What you need to do: The records below must be retyped exactly.

<<<<

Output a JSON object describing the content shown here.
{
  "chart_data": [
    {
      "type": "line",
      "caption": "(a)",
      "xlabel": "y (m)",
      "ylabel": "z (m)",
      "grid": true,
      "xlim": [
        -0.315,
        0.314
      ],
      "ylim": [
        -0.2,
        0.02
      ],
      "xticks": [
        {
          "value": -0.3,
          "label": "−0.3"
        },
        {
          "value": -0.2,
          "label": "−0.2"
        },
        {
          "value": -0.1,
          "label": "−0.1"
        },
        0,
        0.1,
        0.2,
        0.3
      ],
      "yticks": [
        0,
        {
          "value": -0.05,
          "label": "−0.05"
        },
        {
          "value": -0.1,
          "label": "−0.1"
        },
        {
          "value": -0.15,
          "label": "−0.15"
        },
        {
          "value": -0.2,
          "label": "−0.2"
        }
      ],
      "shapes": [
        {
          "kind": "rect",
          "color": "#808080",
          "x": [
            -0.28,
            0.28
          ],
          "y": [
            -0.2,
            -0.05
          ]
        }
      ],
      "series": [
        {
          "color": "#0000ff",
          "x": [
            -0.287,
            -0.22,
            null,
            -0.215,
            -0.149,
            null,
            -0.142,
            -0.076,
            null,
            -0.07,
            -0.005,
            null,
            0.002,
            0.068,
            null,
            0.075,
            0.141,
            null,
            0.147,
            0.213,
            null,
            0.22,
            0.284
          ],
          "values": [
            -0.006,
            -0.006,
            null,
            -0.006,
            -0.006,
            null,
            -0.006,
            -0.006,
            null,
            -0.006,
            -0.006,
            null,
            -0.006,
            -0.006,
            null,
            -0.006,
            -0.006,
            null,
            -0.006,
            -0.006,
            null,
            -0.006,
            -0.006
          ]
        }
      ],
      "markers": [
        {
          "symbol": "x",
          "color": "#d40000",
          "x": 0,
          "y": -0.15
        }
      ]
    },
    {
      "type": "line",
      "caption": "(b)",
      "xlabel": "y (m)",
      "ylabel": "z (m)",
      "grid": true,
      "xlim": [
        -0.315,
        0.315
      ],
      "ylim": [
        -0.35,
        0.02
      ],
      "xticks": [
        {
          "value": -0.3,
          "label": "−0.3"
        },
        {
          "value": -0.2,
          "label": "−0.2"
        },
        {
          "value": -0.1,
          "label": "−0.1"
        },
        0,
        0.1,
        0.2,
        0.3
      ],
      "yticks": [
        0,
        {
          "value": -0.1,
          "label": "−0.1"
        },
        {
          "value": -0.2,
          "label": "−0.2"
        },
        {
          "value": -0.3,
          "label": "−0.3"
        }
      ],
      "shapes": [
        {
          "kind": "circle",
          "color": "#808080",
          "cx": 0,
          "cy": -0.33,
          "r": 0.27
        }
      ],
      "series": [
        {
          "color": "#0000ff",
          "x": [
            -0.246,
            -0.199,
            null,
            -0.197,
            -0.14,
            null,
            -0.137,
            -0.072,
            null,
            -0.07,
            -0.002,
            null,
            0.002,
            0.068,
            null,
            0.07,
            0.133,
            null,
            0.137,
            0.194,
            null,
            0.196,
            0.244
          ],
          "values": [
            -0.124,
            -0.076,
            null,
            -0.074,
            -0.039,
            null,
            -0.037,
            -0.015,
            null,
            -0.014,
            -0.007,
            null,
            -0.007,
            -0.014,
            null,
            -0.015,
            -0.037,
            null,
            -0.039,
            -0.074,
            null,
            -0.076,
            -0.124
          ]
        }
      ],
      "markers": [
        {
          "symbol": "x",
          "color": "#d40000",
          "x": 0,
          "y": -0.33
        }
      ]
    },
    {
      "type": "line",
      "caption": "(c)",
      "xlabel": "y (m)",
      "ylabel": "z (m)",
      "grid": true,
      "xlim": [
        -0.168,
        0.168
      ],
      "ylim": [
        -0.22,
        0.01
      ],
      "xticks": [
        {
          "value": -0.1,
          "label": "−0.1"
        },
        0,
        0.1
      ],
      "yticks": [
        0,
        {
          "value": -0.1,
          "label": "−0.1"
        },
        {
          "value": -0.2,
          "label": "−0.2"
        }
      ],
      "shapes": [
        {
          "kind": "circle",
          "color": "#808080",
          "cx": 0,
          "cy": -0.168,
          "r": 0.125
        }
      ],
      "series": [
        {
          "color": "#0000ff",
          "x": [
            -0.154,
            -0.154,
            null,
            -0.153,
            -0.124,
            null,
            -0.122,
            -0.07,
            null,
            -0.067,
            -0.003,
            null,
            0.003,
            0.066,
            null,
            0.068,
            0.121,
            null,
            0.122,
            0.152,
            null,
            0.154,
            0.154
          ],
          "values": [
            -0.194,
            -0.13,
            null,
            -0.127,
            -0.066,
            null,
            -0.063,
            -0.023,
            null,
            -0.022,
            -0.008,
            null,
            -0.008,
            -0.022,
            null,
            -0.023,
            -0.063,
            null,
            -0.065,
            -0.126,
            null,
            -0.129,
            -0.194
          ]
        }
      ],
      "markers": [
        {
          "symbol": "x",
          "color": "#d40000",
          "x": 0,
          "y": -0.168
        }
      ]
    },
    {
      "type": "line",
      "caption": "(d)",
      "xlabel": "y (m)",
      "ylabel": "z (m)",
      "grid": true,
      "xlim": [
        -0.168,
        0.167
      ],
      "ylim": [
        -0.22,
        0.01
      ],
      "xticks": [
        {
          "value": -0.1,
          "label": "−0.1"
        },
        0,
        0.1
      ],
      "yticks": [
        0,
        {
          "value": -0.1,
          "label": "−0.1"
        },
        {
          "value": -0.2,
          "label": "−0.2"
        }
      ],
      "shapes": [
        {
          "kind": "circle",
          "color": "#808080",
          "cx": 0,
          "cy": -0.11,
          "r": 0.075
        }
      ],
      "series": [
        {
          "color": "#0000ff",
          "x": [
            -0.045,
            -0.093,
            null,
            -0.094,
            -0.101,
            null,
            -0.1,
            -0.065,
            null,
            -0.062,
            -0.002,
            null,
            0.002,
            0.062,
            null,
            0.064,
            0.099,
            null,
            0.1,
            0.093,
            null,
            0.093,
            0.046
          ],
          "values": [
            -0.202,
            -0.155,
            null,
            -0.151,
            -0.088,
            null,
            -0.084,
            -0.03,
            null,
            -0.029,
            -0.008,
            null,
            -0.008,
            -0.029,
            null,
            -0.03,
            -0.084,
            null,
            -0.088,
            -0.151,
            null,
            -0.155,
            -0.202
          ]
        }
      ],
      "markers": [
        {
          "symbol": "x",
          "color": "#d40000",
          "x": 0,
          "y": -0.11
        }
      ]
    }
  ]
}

>>>>

Exercise result:
Output a JSON object describing the content shown here.
{
  "chart_data": [
    {
      "type": "line",
      "caption": "(a)",
      "xlabel": "y (m)",
      "ylabel": "z (m)",
      "grid": true,
      "xlim": [
        -0.315,
        0.314
      ],
      "ylim": [
        -0.2,
        0.02
      ],
      "xticks": [
        {
          "value": -0.3,
          "label": "−0.3"
        },
        {
          "value": -0.2,
          "label": "−0.2"
        },
        {
          "value": -0.1,
          "label": "−0.1"
        },
        0,
        0.1,
        0.2,
        0.3
      ],
      "yticks": [
        0,
        {
          "value": -0.05,
          "label": "−0.05"
        },
        {
          "value": -0.1,
          "label": "−0.1"
        },
        {
          "value": -0.15,
          "label": "−0.15"
        },
        {
          "value": -0.2,
          "label": "−0.2"
        }
      ],
      "shapes": [
        {
          "kind": "rect",
          "color": "#808080",
          "x": [
            -0.28,
            0.28
          ],
          "y": [
            -0.2,
            -0.05
          ]
        }
      ],
      "series": [
        {
          "color": "#0000ff",
          "x": [
            -0.287,
            -0.22,
            null,
            -0.215,
            -0.149,
            null,
            -0.142,
            -0.076,
            null,
            -0.07,
            -0.005,
            null,
            0.002,
            0.068,
            null,
            0.075,
            0.141,
            null,
            0.147,
            0.213,
            null,
            0.22,
            0.284
          ],
          "values": [
            -0.006,
            -0.006,
            null,
            -0.006,
            -0.006,
            null,
            -0.006,
            -0.006,
            null,
            -0.006,
            -0.006,
            null,
            -0.006,
            -0.006,
            null,
            -0.006,
            -0.006,
            null,
            -0.006,
            -0.006,
            null,
            -0.006,
            -0.006
          ]
        }
      ],
      "markers": [
        {
          "symbol": "x",
          "color": "#d40000",
          "x": 0,
          "y": -0.15
        }
      ]
    },
    {
      "type": "line",
      "caption": "(b)",
      "xlabel": "y (m)",
      "ylabel": "z (m)",
      "grid": true,
      "xlim": [
        -0.315,
        0.315
      ],
      "ylim": [
        -0.35,
        0.02
      ],
      "xticks": [
        {
          "value": -0.3,
          "label": "−0.3"
        },
        {
          "value": -0.2,
          "label": "−0.2"
        },
        {
          "value": -0.1,
          "label": "−0.1"
        },
        0,
        0.1,
        0.2,
        0.3
      ],
      "yticks": [
        0,
        {
          "value": -0.1,
          "label": "−0.1"
        },
        {
          "value": -0.2,
          "label": "−0.2"
        },
        {
          "value": -0.3,
          "label": "−0.3"
        }
      ],
      "shapes": [
        {
          "kind": "circle",
          "color": "#808080",
          "cx": 0,
          "cy": -0.33,
          "r": 0.27
        }
      ],
      "series": [
        {
          "color": "#0000ff",
          "x": [
            -0.246,
            -0.199,
            null,
            -0.197,
            -0.14,
            null,
            -0.137,
            -0.072,
            null,
            -0.07,
            -0.002,
            null,
            0.002,
            0.068,
            null,
            0.07,
            0.133,
            null,
            0.137,
            0.194,
            null,
            0.196,
            0.244
          ],
          "values": [
            -0.124,
            -0.076,
            null,
            -0.074,
            -0.039,
            null,
            -0.037,
            -0.015,
            null,
            -0.014,
            -0.007,
            null,
            -0.007,
            -0.014,
            null,
            -0.015,
            -0.037,
            null,
            -0.039,
            -0.074,
            null,
            -0.076,
            -0.124
          ]
        }
      ],
      "markers": [
        {
          "symbol": "x",
          "color": "#d40000",
          "x": 0,
          "y": -0.33
        }
      ]
    },
    {
      "type": "line",
      "caption": "(c)",
      "xlabel": "y (m)",
      "ylabel": "z (m)",
      "grid": true,
      "xlim": [
        -0.168,
        0.168
      ],
      "ylim": [
        -0.22,
        0.01
      ],
      "xticks": [
        {
          "value": -0.1,
          "label": "−0.1"
        },
        0,
        0.1
      ],
      "yticks": [
        0,
        {
          "value": -0.1,
          "label": "−0.1"
        },
        {
          "value": -0.2,
          "label": "−0.2"
        }
      ],
      "shapes": [
        {
          "kind": "circle",
          "color": "#808080",
          "cx": 0,
          "cy": -0.168,
          "r": 0.125
        }
      ],
      "series": [
        {
          "color": "#0000ff",
          "x": [
            -0.154,
            -0.154,
            null,
            -0.153,
            -0.124,
            null,
            -0.122,
            -0.07,
            null,
            -0.067,
            -0.003,
            null,
            0.003,
            0.066,
            null,
            0.068,
            0.121,
            null,
            0.122,
            0.152,
            null,
            0.154,
            0.154
          ],
          "values": [
            -0.194,
            -0.13,
            null,
            -0.127,
            -0.066,
            null,
            -0.063,
            -0.023,
            null,
            -0.022,
            -0.008,
            null,
            -0.008,
            -0.022,
            null,
            -0.023,
            -0.063,
            null,
            -0.065,
            -0.126,
            null,
            -0.129,
            -0.194
          ]
        }
      ],
      "markers": [
        {
          "symbol": "x",
          "color": "#d40000",
          "x": 0,
          "y": -0.168
        }
      ]
    },
    {
      "type": "line",
      "caption": "(d)",
      "xlabel": "y (m)",
      "ylabel": "z (m)",
      "grid": true,
      "xlim": [
        -0.168,
        0.167
      ],
      "ylim": [
        -0.22,
        0.01
      ],
      "xticks": [
        {
          "value": -0.1,
          "label": "−0.1"
        },
        0,
        0.1
      ],
      "yticks": [
        0,
        {
          "value": -0.1,
          "label": "−0.1"
        },
        {
          "value": -0.2,
          "label": "−0.2"
        }
      ],
      "shapes": [
        {
          "kind": "circle",
          "color": "#808080",
          "cx": 0,
          "cy": -0.11,
          "r": 0.075
        }
      ],
      "series": [
        {
          "color": "#0000ff",
          "x": [
            -0.045,
            -0.093,
            null,
            -0.094,
            -0.101,
            null,
            -0.1,
            -0.065,
            null,
            -0.062,
            -0.002,
            null,
            0.002,
            0.062,
            null,
            0.064,
            0.099,
            null,
            0.1,
            0.093,
            null,
            0.093,
            0.046
          ],
          "values": [
            -0.202,
            -0.155,
            null,
            -0.151,
            -0.088,
            null,
            -0.084,
            -0.03,
            null,
            -0.029,
            -0.008,
            null,
            -0.008,
            -0.029,
            null,
            -0.03,
            -0.084,
            null,
            -0.088,
            -0.151,
            null,
            -0.155,
            -0.202
          ]
        }
      ],
      "markers": [
        {
          "symbol": "x",
          "color": "#d40000",
          "x": 0,
          "y": -0.11
        }
      ]
    }
  ]
}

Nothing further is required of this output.